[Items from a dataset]
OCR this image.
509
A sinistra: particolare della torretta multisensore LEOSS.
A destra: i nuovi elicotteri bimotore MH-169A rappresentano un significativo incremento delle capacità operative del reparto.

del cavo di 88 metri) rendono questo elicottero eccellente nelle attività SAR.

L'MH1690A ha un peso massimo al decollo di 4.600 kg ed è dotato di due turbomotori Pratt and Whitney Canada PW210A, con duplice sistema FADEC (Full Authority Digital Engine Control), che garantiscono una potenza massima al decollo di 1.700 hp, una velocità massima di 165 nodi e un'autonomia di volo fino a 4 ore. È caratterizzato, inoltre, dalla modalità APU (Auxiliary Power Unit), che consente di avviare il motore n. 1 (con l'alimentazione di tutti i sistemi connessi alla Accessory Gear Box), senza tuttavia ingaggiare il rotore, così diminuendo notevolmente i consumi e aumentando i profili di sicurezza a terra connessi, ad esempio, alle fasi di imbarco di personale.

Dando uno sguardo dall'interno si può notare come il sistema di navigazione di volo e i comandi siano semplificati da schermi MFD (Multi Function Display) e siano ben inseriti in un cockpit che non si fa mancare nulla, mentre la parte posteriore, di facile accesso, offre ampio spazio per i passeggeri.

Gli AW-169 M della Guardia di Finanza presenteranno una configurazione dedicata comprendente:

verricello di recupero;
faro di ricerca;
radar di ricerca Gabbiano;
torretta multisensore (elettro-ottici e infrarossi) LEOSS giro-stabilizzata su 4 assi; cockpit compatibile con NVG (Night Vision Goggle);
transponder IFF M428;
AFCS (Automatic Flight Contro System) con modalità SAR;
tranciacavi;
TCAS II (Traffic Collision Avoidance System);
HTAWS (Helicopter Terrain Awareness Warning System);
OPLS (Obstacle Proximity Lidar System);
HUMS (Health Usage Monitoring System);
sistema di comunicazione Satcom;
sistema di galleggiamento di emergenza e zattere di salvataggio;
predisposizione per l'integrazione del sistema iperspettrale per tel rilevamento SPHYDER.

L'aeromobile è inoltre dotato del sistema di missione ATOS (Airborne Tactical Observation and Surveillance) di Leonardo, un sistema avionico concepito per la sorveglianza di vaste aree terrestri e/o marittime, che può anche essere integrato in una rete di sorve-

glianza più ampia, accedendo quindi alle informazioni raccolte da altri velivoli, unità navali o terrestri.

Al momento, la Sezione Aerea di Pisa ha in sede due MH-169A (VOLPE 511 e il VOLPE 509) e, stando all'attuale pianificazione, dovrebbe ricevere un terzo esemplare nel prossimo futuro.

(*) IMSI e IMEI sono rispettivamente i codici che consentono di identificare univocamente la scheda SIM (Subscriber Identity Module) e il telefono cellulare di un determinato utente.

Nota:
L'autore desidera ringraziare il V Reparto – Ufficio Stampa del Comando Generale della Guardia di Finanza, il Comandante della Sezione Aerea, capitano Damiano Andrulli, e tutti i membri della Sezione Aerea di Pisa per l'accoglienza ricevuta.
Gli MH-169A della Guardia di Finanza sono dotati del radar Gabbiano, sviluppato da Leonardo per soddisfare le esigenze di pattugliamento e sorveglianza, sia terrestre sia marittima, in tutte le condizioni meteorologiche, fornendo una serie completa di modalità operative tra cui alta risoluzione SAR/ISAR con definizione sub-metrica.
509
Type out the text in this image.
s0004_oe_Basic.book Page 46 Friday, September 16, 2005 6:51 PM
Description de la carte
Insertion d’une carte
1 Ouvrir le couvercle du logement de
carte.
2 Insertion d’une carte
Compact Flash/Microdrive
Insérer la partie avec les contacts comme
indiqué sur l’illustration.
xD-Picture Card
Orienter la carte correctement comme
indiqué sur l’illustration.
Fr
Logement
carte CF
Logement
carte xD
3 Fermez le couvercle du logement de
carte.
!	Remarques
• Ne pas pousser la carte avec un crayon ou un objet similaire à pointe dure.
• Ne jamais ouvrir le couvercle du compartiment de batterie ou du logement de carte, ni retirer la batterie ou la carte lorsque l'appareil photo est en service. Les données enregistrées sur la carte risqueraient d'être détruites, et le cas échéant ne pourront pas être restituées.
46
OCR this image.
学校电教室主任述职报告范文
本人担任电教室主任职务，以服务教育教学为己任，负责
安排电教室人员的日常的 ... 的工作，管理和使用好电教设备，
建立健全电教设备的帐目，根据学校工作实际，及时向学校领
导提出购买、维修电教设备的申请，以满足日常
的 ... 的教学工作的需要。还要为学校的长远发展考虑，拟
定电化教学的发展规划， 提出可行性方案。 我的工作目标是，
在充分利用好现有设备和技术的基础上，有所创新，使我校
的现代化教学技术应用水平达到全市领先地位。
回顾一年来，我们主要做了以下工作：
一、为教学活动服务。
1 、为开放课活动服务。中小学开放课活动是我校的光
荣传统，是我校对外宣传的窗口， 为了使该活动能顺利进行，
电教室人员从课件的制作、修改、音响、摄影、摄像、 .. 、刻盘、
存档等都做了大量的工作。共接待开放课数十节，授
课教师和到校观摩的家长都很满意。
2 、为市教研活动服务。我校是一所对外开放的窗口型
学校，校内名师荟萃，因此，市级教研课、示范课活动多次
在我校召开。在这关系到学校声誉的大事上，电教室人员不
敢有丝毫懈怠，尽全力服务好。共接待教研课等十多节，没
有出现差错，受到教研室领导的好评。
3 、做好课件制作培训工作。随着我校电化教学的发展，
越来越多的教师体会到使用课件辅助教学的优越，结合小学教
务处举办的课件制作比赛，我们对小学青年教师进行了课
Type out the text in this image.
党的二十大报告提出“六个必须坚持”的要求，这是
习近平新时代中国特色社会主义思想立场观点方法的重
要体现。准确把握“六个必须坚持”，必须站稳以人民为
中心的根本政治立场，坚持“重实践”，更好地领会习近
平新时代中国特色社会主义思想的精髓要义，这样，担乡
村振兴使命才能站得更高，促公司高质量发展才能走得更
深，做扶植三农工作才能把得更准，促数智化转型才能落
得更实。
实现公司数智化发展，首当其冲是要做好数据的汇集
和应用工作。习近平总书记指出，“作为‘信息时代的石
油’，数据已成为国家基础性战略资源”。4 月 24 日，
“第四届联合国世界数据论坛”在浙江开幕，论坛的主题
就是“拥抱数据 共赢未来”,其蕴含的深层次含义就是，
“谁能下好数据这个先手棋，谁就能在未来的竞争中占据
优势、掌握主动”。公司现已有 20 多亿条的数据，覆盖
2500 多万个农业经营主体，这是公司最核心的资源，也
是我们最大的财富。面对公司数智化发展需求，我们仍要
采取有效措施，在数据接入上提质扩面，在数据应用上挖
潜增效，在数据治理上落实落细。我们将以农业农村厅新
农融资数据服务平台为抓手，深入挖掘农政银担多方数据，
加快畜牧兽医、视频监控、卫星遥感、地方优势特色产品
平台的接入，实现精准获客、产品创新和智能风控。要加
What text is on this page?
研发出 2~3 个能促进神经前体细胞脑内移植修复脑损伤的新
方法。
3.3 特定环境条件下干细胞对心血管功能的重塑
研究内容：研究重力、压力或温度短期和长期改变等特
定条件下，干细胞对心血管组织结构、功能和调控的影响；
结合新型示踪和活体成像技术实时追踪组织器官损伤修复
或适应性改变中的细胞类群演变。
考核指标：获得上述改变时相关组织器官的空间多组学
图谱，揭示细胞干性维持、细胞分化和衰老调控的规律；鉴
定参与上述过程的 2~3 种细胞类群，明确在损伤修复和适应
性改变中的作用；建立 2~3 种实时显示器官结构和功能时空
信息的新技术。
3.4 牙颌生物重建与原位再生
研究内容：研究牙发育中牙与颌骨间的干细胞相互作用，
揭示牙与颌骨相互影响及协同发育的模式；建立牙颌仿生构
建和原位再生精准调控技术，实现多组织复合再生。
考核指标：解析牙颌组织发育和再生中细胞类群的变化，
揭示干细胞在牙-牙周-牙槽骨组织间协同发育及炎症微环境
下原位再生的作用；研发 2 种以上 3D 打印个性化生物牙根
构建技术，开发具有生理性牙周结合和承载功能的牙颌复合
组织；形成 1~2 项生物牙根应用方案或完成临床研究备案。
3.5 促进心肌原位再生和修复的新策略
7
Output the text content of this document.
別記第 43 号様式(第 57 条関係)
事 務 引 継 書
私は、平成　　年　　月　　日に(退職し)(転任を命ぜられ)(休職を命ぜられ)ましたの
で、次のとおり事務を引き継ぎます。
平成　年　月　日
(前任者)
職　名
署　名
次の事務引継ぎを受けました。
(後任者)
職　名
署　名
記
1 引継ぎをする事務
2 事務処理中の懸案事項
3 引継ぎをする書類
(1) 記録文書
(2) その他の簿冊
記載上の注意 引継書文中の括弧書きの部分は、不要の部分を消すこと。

EXERCISE BRIEF: Sift the material for lines with the string "operative". Copy each one found.

COMPLETE OUTPUT:
A destra: i nuovi elicotteri bimotore MH-169A rappresentano un significativo incremento delle capacità operative del reparto.
Gli MH-169A della Guardia di Finanza sono dotati del radar Gabbiano, sviluppato da Leonardo per soddisfare le esigenze di pattugliamento e sorveglianza, sia terrestre sia marittima, in tutte le condizioni meteorologiche, fornendo una serie completa di modalità operative tra cui alta risoluzione SAR/ISAR con definizione sub-metrica.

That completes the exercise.